WHAT THE EXERCISE ASKS: Can you reproduce everything from "With only two" down to "enforcement for everyone." in the dress code article below, word for word?

Tri-North middle schoolers protest dress code in last weeks of school

Region Filler

The girls at Tri-North Middle School had been fed up with the dress code for a while.

Shoulders had to be covered, shorts had to reach to the end of the fingertips and no excessively baggy clothes were allowed.

Less than a month before the end of the school year, one girl was “dress coded” for showing her shoulders while wearing a dress.

According to two female students at Tri-North, she was forced to sign a copy of the school’s dress code as a sort of contract.

“That was the last straw,” Erelyn Layden, an eighth grader at Tri-North said.

A group of eighth grade girls rallied around the cause and chose to protest what they considered sexist rules on the part of the school.

On the second to last Monday of the academic year, May 15, about 15 girls wore white shirts with the words “Not a distraction” written on the front.

Some of the shirts had additional phrases written on the back such as “I’m worth more than the length of my shorts.”

But the protest wasn’t enough.

Since every girl in the group is in eighth grade, they decided to do something for the next class before they all move on to high school.

After the protest, the girls set up a meeting with the guidance counselor about the school’s dress code policies.

With only two weeks of school left, the y were going to work on drafting a new dress code.

One that the Tri-North students find more fair and can be implemented long after the girls graduate.

The main changes include altering the no shoulder showing policy to requiring just one strap.

Shorts will no longer have to reach the end of the fingertips but will just have to cover the entire backside, eighth-grader Roxy Henry said.

Henry said some of the major changes she wanted to see from the dress code was getting rid of subjective language like “excessively”. Students aren’t permitted to wear excessively 
baggy clothing, but Henry said rules like that are up to the discretion of each teacher.

This could mean different enforcement for everyone.

In addition, Henry said they want more clearly defined rules on how teachers can and cannot enforce the dress code.

“When the dress code was being enforced it could be embarrassing because girls could get called out or pulled aside and it was very humiliating,” she said.

The group is working on revising the dress code with the guidance counselors.

Once they are finished, it will be submitted to the principal for review and approval.

There are also plans to have it presented to the school board in the hopes of spreading it to all 
schools in the Monroe County Community School Corporation, not just Tri-North.

But the girls have now finished middle school and will be moving on to high school.

Henry and Layden both said they were planning to continue to follow through on their plan even after they’ve moved on from Tri-North.

They added that many girls in the group plan to do the same.

“I am worried about moving on and losing our progress, but we’ve had a lot of support from seventh graders that are also concerned about the dress code,” Henry said. “We don’t want to abandon this issue when we move on.”

Roxy’s father, Chama Henry, said he was impressed by the girls’ motives.

They want to change the policy for the students that come after them. Instead of focusing on themselves, they are looking for long-term change, he said.

Chama said he found out about the protest about a week before they did it.

Roxy approached him and asked what he thought about it and whether he would be mad if she got in trouble.

He told her that he would support her and to go ahead and do what she felt was necessary.

“She hasn’t had an opportunity in the past, but she’s hit a point in her life where she has opinions and wants to make them known,” Chama said. “I feel like at their age they can’t vote yet, there’s certain things they can’t do, but when they have the opportunity to voice their opinions they’re going to go for it. They’re going to take an opportunity to change the world that way.”

Roxy said that is one of the things she learned 
most and wants others to learn from the experience and hearing about the 
protest.

She said young people have a voice and want to change things they find unfair or discriminatory.

“We want change,” she said. “We have that power too as long as we are united together to change what concerns us in our schools and our communities and our lives.”

SOURCE DATA:
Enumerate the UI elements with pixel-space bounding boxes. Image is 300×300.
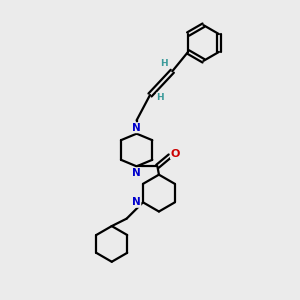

CORRECT ANSWER:
With only two weeks of school left, the y were going to work on drafting a new dress code.

One that the Tri-North students find more fair and can be implemented long after the girls graduate.

The main changes include altering the no shoulder showing policy to requiring just one strap.

Shorts will no longer have to reach the end of the fingertips but will just have to cover the entire backside, eighth-grader Roxy Henry said.

Henry said some of the major changes she wanted to see from the dress code was getting rid of subjective language like “excessively”. Students aren’t permitted to wear excessively 
baggy clothing, but Henry said rules like that are up to the discretion of each teacher.

This could mean different enforcement for everyone.